• _EXERCISES TO COMPLETE_
(1) Transcribe the part of the patent appeal decision starting at "wherein said at least one water-insoluble" and ending at "claims met the requirements of the EPC.".
(2) Write the next part of the patent appeal decision, picking up right after its last sentence.
=== DOCUMENT TEXT ===
T 1881/12 () of 27.10.2015

European Case Law Identifier: ECLI:EP:BA:2015:T188112.20151027
Date of decision: 27 October 2015
Case number: T 1881/12
Application number: 98928828.7
IPC class: A61K 8/14
A61K 8/30
Language of proceedings: EN
Distribution: D
Download and more information:
Decision text in EN (PDF, 336.009K)
Documentation of the appeal procedure can be found in the Register
Bibliographic information is available in: EN
Versions: Unpublished
Title of application: AQUEOUS CARRIER SYSTEMS FOR WATER-INSOLUBLE MATERIALS
Applicant name: L'Oréal
Opponent name: Kao Germany GmbH
Henkel AG & Co. KGaA
Board: 3.3.07
Headnote: -
Relevant legal provisions:
European Patent Convention Art 56
Keywords: Inventive step - (no)
Catchwords:

-

Cited decisions:
-
Citing decisions:
-

Summary of Facts and Submissions

I. European patent No. 983041 was granted on the basis of forty-five claims.

II. Two notices of opposition were filed in which the patent was opposed under Article 100(a) and (c) EPC on the grounds that the claimed subject-matter lacked novelty and inventive step and extended beyond the content of the application as filed.

III. The documents cited during the opposition and appeal proceedings included the following:

D1: Hunting: Encyclopedia of Shampoo Ingredients, Micelle Press, London 1985, pages 48-49

D2: US 4 832 872

D3: WO 95/31962 A1

D5: EP 0 374 471 A1

D6: US 4 174 296

D13: Produktinformation Dow Corning 531 und 536 Fluids für Auto- und Haushaltspflegemittel (1988, 1982)

D14: Fey/Otte: Wörterbuch der Kosmetik, 4th ed. Stuttgart 1997, pages 74, 75, 206, 207

D16: First test report filed by the patent proprietor with letter of 20 July 2011

D17: Second test report filed by the respondent (patent proprietor) with the reply to the statement setting out the grounds of appeal

IV. The appeal by opponent 1 (appellant) lies from the interlocutory decision of the opposition division, posted on 25 June 2012, finding that the patent as amended in the form of the main request met the requirements of the EPC.

Claim 1 of that request reads as follows:

"1. A delivery system for water-insoluble ingredients comprising:

at least one organic phospholipid capable of forming bilayers in aqueous solution;

at least one amphoteric surfactant;

at least one nonionic surfactant;

at least one water-insoluble ingredient; and

an aqueous phase,

wherein said at least one organic phospholipid, said at least one amphoteric surfactant, and said at least one nonionic surfactant are present in a combined amount sufficient to allow said at least one water-insoluble ingredient to be incorporated into said system,

wherein said at least one water-insoluble ingredient is selected from unneutralized and partially neutralized water-insoluble polymers, resins, and latexes, preferably said water-insoluble polymers, resins, and latexes containing at least one carboxyl moiety, and

a lipophilic ingredient selected from an oil-soluble vitamin, ceramide, natural oil, a sunscreen or a mixture thereof and

wherein said at least one nonionic surfactant is present in an amount by weight equal to or greater than the amount of said at least one organic phospholipid, and

said at least one amphoteric surfactant is present in an amount by weight equal to or greater than the amount of said at least one organic phospholipid."

V. In the decision under appeal the opposition division held that the claims met the requirements of the EPC.

In particular, novelty was acknowledged vis-à-vis the disclosure of i.a. documents D1, D2, D3 and D5, because the compositions described in those documents did not contain a water-insoluble ingredient as defined in claim 1 of the main request, and D1 did not disclose the concentrations of the components.
=== DATA SHOWN ===
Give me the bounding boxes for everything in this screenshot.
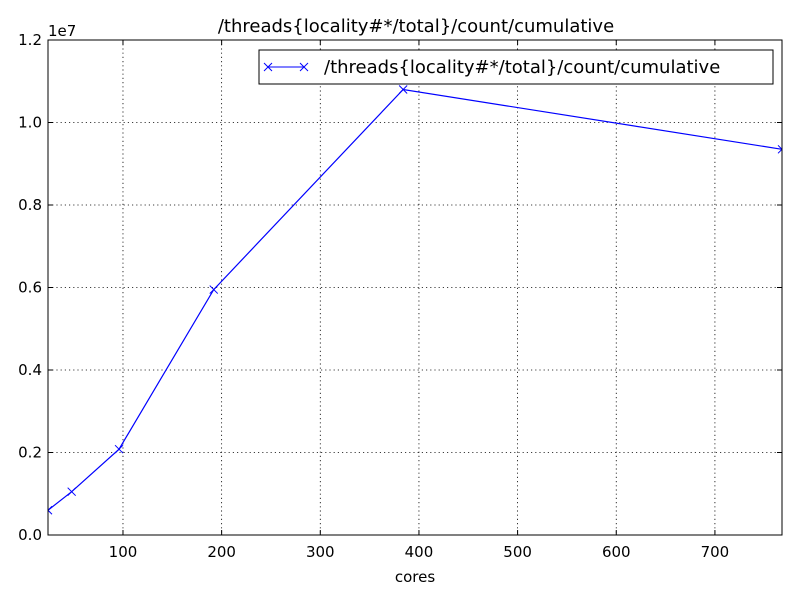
- x-tick-label: 300: [306, 543, 335, 561]
- y-tick-label: 0.4: [18, 361, 42, 379]
- legend-entry-label: /threads{locality#*/total}/count/cumulat…: [324, 57, 720, 78]
- series-group: [48, 85, 782, 515]
- x-tick-label: 200: [207, 543, 236, 561]
- marker-stroke: [67, 487, 77, 497]
- x-tick-label: 700: [701, 543, 730, 561]
- y-tick-label: 1.0: [18, 114, 42, 132]
- marker-stroke: [48, 505, 53, 511]
- marker-stroke: [114, 444, 124, 454]
- x-tick-label: 100: [109, 543, 138, 561]
- data-point-x-marker: [114, 444, 124, 454]
- marker-stroke: [209, 285, 219, 294]
- grid-lines: [48, 40, 782, 535]
- legend-marker-stroke: [263, 62, 273, 72]
- axis-ticks: 100 200 300 400 500 600 700 0.0 0.2 0.4 0.6 0.8 1.0 1…: [18, 31, 782, 561]
- marker-stroke: [398, 85, 408, 94]
- marker-stroke: [777, 144, 782, 151]
- data-point-x-marker: [48, 505, 53, 515]
- x-tick-label: 600: [602, 543, 631, 561]
- data-point-x-marker: [777, 144, 782, 154]
- marker-stroke: [777, 148, 782, 154]
- chart-title: /threads{locality#*/total}/count/cumulat…: [218, 16, 614, 37]
- y-tick-label: 0.6: [18, 279, 42, 297]
- x-tick-label: 500: [503, 543, 532, 561]
- series-layer: [48, 85, 782, 515]
- legend: /threads{locality#*/total}/count/cumulat…: [258, 49, 774, 85]
- data-point-x-marker: [209, 285, 219, 294]
- y-tick-label: 1.2: [18, 31, 42, 49]
- x-tick-label: 400: [405, 543, 434, 561]
- legend-box: [258, 49, 774, 85]
- y-tick-label: 0.0: [18, 526, 42, 544]
- data-point-x-marker: [398, 85, 408, 94]
- legend-x-marker: [263, 62, 309, 72]
- series-line: [48, 88, 782, 511]
- x-axis-label: cores: [395, 568, 435, 586]
- marker-stroke: [48, 509, 53, 515]
- legend-marker-stroke: [299, 62, 309, 72]
- y-tick-label: 0.2: [18, 444, 42, 462]
- y-tick-label: 0.8: [18, 196, 42, 214]
- data-point-x-marker: [67, 487, 77, 497]
- y-axis-offset-label: 1e7: [48, 22, 76, 40]
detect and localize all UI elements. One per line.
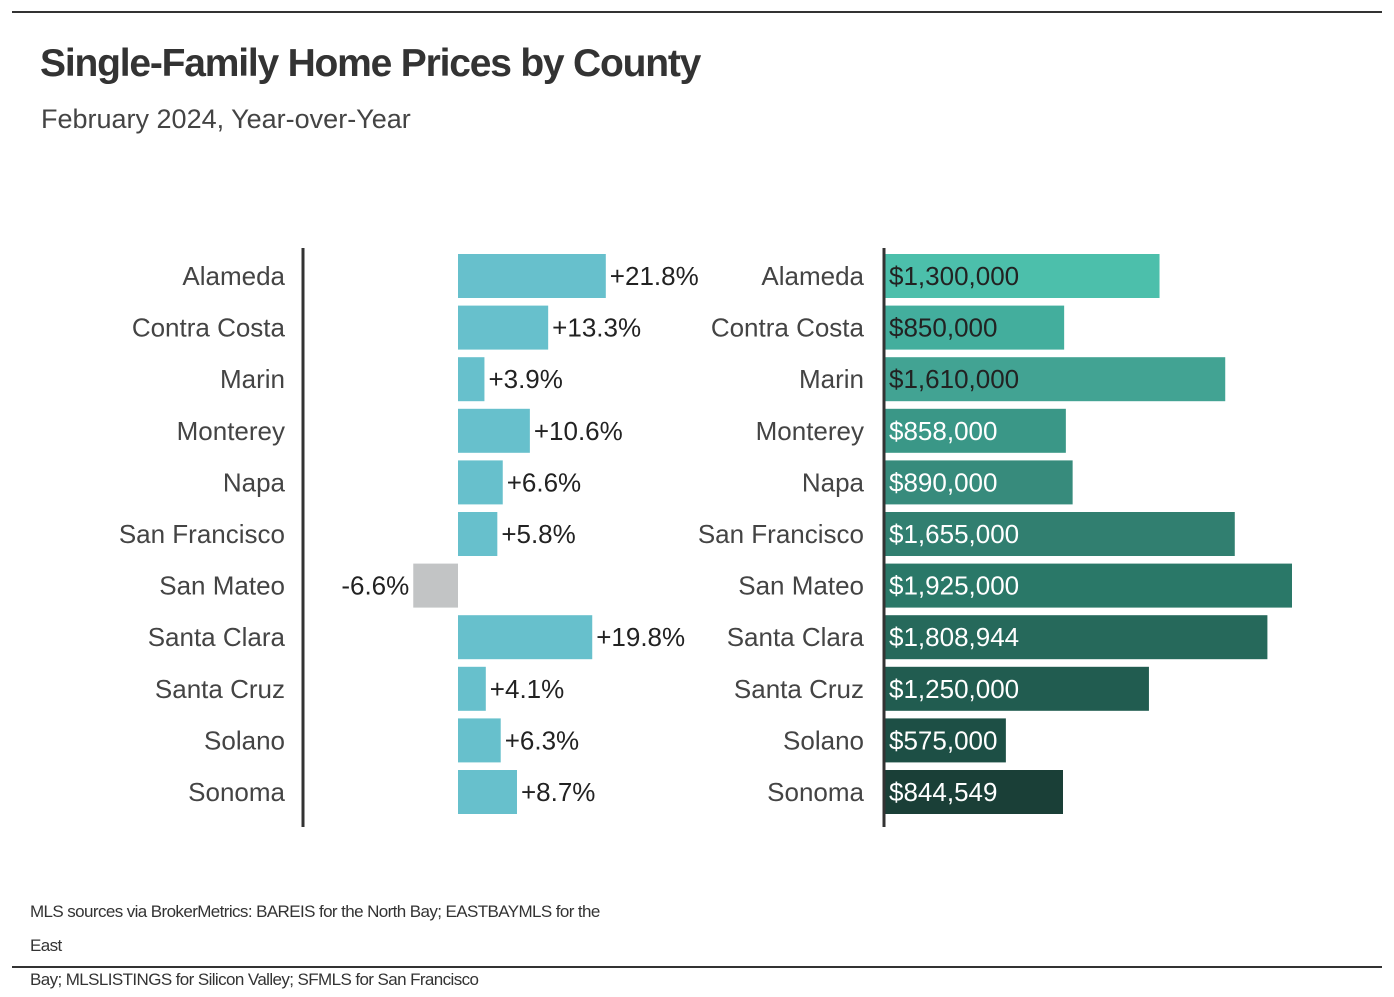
===
• _TASK RESPONSES_
(1)
wherein said at least one water-insoluble ingredient is selected from unneutralized and partially neutralized water-insoluble polymers, resins, and latexes, preferably said water-insoluble polymers, resins, and latexes containing at least one carboxyl moiety, and

a lipophilic ingredient selected from an oil-soluble vitamin, ceramide, natural oil, a sunscreen or a mixture thereof and

wherein said at least one nonionic surfactant is present in an amount by weight equal to or greater than the amount of said at least one organic phospholipid, and

said at least one amphoteric surfactant is present in an amount by weight equal to or greater than the amount of said at least one organic phospholipid."

V. In the decision under appeal the opposition division held that the claims met the requirements of the EPC.

(2)
Document D6, which addressed the technical problem of improving the solubility of a water-insoluble ingredient (lecithin), was considered to represent the closest state of the art. The technical problem to be solved was to provide an aqueous delivery system capable of incorporating the water-insoluble materials recited in the claims, where those insoluble materials would not precipitate out of solution and where the deposition of water-insoluble material could be improved. The solution proposed in the opposed patent was a formulation based on a surfactant system comprising phospholipid, amphoteric and nonionic surfactant. Test report D16 including a comparison with example 16 of D6 rendered it credible that the surfactant system according to the patent, containing both an amphoteric and a nonionic surfactant, was capable of providing beneficial deposition effects by the incorporation of sufficient quantities of an additional water-insoluble ingredient into aqueous systems, e.g. to achieve improved hair conditioning properties. Since the solution to the technical problem could not be derived from the available prior art, the claimed subject-matter was deemed to be inventive.

VI. The appellant's arguments with regard to novelty and inventive step as presented in the statement setting out the grounds of appeal may be summarised as follows:

The subject-matter of claim 1 lacked novelty over certain compositions disclosed in documents D1, D2 and D3 (Article 54 EPC), viz. the shampoo compositions S 086, S 087 and S 090 disclosed in document D1, example composition 1 in column 5 of document D2 and the compositions of table VIII of document D3. All of those prior-art compositions contained water and the three required surfactant types (phospholipid, amphoteric and nonionic surfactant) as well as a "fragrance" or "perfume" component. The latter would without doubt be expected, in practice, to contain natural oil, which was a water-insoluble compound as listed in claim 1. With regard to D1, which did not mention ingredient concentrations, the appellant submitted that the amphoteric and nonionic surfactants would certainly be contained in shampoo compositions at higher concentrations than lecithin, as was also implied by the sequence in which the ingredients were listed (the ingredients of a cosmetic formula conventionally being listed from higher to lower concentrations).

Furthermore, any of documents D1, D2, D3 and D5 (with regard to D5, in particular the example composition on page 6) was a suitable starting point for the assessment of inventive step, due to the similarity in technical features with the composition of claim 1. The only possible difference between the composition according to claim 1 and the relevant compositions disclosed in documents D1, D2, D3 or D5 was in the water-insoluble compound. Since no evidence of an unexpected technical effect had been provided, the objective technical problem in each case was to provide an alternative composition. The solution to that problem consisted in the use of a natural oil as the perfume/fragrance component or, in the case of D5, as an alternative to silicone oil. Starting from the teaching of documents D1, D2, D3 or D5, the claimed subject-matter did not involve an inventive step, because it was well known that perfume or fragrance compositions contained natural oils (as corroborated by document D14), and that natural oil was interchangeable as a lipophilic ingredient with silicone oil.

VII. With its letter of reply the respondent (patent proprietor) requested that the appeal be dismissed and that the patent be maintained in the form of the existing amended main request. The respondent also filed two auxiliary requests and further experimental data in the form of a test report (document D17).

Claim 1 of auxiliary request 1 is identical to claim 1 of the main request.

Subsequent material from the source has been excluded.